STATED EXERCISE — Repeat all the records exactly, omitting pictures.

ITEMS —

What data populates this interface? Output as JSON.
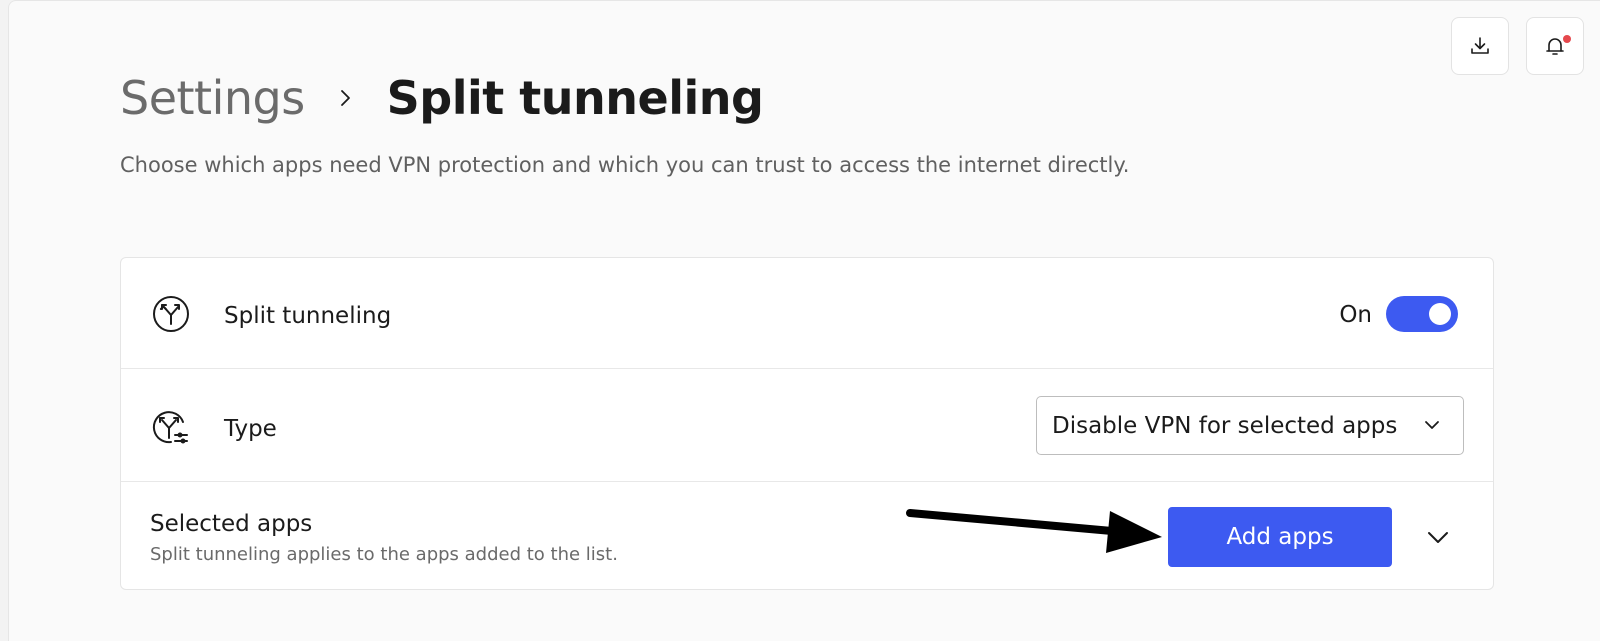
{
  "breadcrumb": {
    "parent": "Settings",
    "current": "Split tunneling"
  },
  "subtitle": "Choose which apps need VPN protection and which you can trust to access the internet directly.",
  "split_tunneling": {
    "label": "Split tunneling",
    "state_text": "On",
    "enabled": true,
    "icon": "split-arrow-icon"
  },
  "type": {
    "label": "Type",
    "selected": "Disable VPN for selected apps",
    "icon": "split-filter-icon"
  },
  "selected_apps": {
    "title": "Selected apps",
    "description": "Split tunneling applies to the apps added to the list.",
    "add_button": "Add apps"
  },
  "colors": {
    "accent": "#3d5af1",
    "notification_dot": "#e5484d"
  }
}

COMPLETED TASK —
What data populates this interface? Output as JSON.
{
  "breadcrumb": {
    "parent": "Settings",
    "current": "Split tunneling"
  },
  "subtitle": "Choose which apps need VPN protection and which you can trust to access the internet directly.",
  "split_tunneling": {
    "label": "Split tunneling",
    "state_text": "On",
    "enabled": true,
    "icon": "split-arrow-icon"
  },
  "type": {
    "label": "Type",
    "selected": "Disable VPN for selected apps",
    "icon": "split-filter-icon"
  },
  "selected_apps": {
    "title": "Selected apps",
    "description": "Split tunneling applies to the apps added to the list.",
    "add_button": "Add apps"
  },
  "colors": {
    "accent": "#3d5af1",
    "notification_dot": "#e5484d"
  }
}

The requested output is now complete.